### 任务目标
能否把下方关于刘伯承翻译《军语解释》的文字中，从“1932年1月,刘伯承就任中”到“规化建设,发挥了积极的作用。”这一段一字不差地重新打出来？

### 提供文本
============================================================

1932年1月,刘伯承就任中国工农红军学校校长兼政治委员。此时,红军学校刚成立不久,尚处于草创阶段,也距他从苏联最高军事学府伏龙芝军事学院毕业才一年七个月的时间。“因为条件所限,当时的红军学校还没有统一的军事训练教材,上课时只得借用中国旧军队和日军的操典。尤其是反‘围剿战争日益紧张、剧烈,训练干部的任务愈加繁重,对军事教材的需求也更加迫切。”[2]56 上任伊始,刘伯承从红军部队中挑选了一批曾就读于黄埔军校、保定军官学校、西北军干部学校和苏联军事院校的高、中级指挥员担任教员,同时组织他们翻译、编写各种教材和讲义。1932年8月15日,刘伯承亲自翻译了苏联红军的《军语解释》。其中,包括:“兵团”“部队”“分队”“机动”“包围”“迂回”“突破”“火力配系”“疏开”“展开”[2]431-432等一系列涉及部队编制和作战行动的军语。如,翻译的“部队”和“分队”的释义为:“步兵战斗条令说:‘每个步兵单位(营、连、排)对于编入其中的较小单位而言,这个步兵单位,就算是部队;而这些较小的单位,就算是这一部队的分队。”[2]431又如,翻译的“机动”释义为:“照步兵战斗条令的解释来说:机动,是火力与运动相配合。其目的在包围和迂回敌人的翼侧。若不能如此时,则对之突破。照野外条令解释说来:‘兵团的机动,就是兵团之一切运动和一切动作的联合。这些运动和动作的目的:其一,是对于敌人采用最有力的部署,以便整个兵团与之战斗;其二,是使敌人部队立在不利于战斗的地位。”[2]431再如,翻译的“火力配系”释义为:“依照诸火器的本质和战斗情况的条件而使此等火器有组织地利用起来,这就叫做火力配系。”[2]432等等。当时,中国工农红军使用的军语多是沿用旧军队和日本军队的。因此,刘伯承翻译的苏联红军的《军语解释》,不仅规范了红军学校军事课教学用语,而且对于初创时期的红军学校乃至中国工农红军,学习借鉴现代军语特别是苏联红军正规化建设的已有标准、经验,促进自身的正规化建设,发挥了积极的作用。

============================================================

### 存储数据

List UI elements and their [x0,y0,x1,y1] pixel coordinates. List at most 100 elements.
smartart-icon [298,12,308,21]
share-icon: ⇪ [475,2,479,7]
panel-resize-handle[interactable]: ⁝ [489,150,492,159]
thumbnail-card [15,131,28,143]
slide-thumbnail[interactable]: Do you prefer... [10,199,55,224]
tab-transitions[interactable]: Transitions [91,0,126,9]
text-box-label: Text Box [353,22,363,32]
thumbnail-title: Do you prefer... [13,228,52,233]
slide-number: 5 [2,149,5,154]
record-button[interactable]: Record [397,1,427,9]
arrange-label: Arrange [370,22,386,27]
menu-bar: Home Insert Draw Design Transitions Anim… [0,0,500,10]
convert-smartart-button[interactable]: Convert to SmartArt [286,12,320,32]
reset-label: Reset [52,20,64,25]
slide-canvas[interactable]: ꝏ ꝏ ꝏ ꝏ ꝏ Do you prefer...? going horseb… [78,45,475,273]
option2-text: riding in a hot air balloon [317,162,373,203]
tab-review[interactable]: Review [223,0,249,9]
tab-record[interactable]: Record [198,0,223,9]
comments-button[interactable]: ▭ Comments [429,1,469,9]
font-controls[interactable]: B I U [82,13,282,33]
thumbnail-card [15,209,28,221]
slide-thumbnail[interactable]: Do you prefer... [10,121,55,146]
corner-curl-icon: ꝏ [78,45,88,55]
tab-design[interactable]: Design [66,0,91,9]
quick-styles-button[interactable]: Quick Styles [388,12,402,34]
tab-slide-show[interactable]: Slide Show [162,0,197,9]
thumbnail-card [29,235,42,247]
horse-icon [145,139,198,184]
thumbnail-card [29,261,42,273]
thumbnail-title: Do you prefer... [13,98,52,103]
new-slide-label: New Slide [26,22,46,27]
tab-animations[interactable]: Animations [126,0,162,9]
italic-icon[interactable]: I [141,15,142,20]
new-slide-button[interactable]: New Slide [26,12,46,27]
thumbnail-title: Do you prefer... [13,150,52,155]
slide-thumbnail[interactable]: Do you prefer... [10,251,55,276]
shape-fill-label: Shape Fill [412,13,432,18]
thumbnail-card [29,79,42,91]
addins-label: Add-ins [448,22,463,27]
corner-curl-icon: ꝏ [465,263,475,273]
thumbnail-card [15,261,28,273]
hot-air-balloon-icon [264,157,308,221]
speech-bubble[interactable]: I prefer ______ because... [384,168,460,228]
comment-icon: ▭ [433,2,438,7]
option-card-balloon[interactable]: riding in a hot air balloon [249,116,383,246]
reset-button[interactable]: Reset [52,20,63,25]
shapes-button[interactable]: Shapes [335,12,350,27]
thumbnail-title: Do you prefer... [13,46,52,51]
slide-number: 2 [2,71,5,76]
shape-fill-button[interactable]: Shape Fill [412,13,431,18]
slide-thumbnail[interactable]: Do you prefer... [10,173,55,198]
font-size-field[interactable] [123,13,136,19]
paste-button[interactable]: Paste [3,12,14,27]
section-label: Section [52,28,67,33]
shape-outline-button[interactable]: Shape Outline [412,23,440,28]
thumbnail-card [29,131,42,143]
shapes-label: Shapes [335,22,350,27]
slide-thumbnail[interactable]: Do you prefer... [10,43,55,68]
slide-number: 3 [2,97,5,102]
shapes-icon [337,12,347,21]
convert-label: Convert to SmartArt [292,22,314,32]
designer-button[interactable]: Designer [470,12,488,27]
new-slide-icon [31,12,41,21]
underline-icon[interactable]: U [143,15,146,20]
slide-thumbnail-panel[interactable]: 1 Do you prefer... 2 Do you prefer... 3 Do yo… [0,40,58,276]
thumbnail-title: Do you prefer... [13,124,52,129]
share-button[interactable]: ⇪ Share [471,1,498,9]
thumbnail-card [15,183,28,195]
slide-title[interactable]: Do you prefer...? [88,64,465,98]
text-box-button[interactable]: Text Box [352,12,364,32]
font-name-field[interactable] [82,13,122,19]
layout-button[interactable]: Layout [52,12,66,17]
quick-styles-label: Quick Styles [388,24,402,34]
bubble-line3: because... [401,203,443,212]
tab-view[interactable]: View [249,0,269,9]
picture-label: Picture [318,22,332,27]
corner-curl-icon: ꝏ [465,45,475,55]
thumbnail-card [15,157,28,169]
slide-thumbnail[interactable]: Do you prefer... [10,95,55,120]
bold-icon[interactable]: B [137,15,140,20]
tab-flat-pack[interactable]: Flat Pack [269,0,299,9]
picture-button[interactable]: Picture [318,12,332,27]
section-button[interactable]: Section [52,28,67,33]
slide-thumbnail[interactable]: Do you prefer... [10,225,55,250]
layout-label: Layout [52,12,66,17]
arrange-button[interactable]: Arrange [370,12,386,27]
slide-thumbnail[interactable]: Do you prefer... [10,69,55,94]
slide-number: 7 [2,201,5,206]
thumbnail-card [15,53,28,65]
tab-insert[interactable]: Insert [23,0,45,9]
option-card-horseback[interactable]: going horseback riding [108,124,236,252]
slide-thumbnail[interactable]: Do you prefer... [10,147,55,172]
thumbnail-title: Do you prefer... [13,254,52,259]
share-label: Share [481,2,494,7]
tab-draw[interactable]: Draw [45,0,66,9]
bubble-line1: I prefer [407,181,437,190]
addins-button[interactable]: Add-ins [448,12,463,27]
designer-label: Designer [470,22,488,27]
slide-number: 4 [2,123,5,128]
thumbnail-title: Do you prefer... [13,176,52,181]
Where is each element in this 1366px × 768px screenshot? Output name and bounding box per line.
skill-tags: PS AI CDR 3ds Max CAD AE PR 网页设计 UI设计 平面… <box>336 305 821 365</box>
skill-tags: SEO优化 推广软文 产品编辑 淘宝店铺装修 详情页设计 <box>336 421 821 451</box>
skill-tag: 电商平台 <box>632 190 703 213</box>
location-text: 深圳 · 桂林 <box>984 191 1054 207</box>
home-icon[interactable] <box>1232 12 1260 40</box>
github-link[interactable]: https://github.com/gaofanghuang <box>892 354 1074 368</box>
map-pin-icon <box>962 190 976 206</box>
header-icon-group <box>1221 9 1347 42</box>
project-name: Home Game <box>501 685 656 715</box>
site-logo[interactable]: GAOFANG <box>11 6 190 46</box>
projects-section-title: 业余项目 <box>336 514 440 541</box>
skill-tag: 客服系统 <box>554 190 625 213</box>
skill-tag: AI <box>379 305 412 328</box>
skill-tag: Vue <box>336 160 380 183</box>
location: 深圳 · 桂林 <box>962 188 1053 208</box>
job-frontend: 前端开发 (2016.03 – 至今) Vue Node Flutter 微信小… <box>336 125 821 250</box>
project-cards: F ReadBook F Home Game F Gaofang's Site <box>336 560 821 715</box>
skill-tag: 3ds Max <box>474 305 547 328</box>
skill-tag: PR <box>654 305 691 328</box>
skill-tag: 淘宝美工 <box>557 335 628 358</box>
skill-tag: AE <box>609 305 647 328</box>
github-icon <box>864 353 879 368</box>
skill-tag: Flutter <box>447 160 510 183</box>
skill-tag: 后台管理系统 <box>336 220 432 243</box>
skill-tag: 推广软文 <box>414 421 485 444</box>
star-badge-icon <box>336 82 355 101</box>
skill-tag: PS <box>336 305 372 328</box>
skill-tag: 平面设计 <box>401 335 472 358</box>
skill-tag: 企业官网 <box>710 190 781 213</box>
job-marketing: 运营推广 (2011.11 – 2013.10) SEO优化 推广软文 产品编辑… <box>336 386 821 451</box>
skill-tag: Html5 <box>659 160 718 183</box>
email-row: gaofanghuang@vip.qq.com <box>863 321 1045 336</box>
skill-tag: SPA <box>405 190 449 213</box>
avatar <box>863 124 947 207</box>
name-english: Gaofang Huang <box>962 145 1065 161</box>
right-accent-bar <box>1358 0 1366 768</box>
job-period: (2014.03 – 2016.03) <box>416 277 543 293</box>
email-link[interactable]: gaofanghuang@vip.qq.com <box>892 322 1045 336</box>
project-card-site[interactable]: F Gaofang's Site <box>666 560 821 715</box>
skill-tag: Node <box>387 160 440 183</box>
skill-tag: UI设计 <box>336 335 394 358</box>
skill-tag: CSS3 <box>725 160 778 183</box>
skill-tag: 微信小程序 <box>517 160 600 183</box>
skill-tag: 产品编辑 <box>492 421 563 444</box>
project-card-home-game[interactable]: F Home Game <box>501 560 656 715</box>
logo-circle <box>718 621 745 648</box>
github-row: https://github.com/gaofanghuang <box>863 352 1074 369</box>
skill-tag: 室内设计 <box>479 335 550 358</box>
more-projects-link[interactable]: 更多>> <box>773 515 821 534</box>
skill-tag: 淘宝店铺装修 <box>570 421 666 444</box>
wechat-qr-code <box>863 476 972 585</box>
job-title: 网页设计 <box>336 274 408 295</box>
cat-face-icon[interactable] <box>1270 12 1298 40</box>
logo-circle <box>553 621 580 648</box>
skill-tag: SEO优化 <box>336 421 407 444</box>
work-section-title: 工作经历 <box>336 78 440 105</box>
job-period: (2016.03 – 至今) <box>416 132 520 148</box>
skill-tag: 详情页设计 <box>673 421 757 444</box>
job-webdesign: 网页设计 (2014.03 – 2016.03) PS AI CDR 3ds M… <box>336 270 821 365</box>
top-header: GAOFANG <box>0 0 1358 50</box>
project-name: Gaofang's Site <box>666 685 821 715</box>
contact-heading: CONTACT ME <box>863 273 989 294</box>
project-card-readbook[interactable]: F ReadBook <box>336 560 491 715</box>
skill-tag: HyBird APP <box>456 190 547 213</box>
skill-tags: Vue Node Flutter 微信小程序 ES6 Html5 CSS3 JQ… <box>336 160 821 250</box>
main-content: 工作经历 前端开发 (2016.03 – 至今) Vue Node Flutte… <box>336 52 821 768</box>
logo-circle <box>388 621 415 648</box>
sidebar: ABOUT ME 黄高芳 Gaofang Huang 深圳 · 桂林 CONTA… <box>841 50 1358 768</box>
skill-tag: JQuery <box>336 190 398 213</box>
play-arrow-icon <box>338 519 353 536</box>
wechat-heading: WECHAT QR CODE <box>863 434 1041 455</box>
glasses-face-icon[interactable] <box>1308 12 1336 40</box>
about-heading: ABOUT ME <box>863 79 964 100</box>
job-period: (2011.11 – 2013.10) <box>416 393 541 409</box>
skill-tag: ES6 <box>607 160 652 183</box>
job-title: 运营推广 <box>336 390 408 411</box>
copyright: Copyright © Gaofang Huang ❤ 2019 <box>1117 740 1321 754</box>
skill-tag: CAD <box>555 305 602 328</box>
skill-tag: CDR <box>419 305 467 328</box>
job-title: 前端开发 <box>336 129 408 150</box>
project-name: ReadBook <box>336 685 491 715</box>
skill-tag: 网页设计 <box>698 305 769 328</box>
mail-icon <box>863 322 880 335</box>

============================================================

### 解答
1932年1月,刘伯承就任中国工农红军学校校长兼政治委员。此时,红军学校刚成立不久,尚处于草创阶段,也距他从苏联最高军事学府伏龙芝军事学院毕业才一年七个月的时间。“因为条件所限,当时的红军学校还没有统一的军事训练教材,上课时只得借用中国旧军队和日军的操典。尤其是反‘围剿战争日益紧张、剧烈,训练干部的任务愈加繁重,对军事教材的需求也更加迫切。”[2]56 上任伊始,刘伯承从红军部队中挑选了一批曾就读于黄埔军校、保定军官学校、西北军干部学校和苏联军事院校的高、中级指挥员担任教员,同时组织他们翻译、编写各种教材和讲义。1932年8月15日,刘伯承亲自翻译了苏联红军的《军语解释》。其中,包括:“兵团”“部队”“分队”“机动”“包围”“迂回”“突破”“火力配系”“疏开”“展开”[2]431-432等一系列涉及部队编制和作战行动的军语。如,翻译的“部队”和“分队”的释义为:“步兵战斗条令说:‘每个步兵单位(营、连、排)对于编入其中的较小单位而言,这个步兵单位,就算是部队;而这些较小的单位,就算是这一部队的分队。”[2]431又如,翻译的“机动”释义为:“照步兵战斗条令的解释来说:机动,是火力与运动相配合。其目的在包围和迂回敌人的翼侧。若不能如此时,则对之突破。照野外条令解释说来:‘兵团的机动,就是兵团之一切运动和一切动作的联合。这些运动和动作的目的:其一,是对于敌人采用最有力的部署,以便整个兵团与之战斗;其二,是使敌人部队立在不利于战斗的地位。”[2]431再如,翻译的“火力配系”释义为:“依照诸火器的本质和战斗情况的条件而使此等火器有组织地利用起来,这就叫做火力配系。”[2]432等等。当时,中国工农红军使用的军语多是沿用旧军队和日本军队的。因此,刘伯承翻译的苏联红军的《军语解释》,不仅规范了红军学校军事课教学用语,而且对于初创时期的红军学校乃至中国工农红军,学习借鉴现代军语特别是苏联红军正规化建设的已有标准、经验,促进自身的正规化建设,发挥了积极的作用。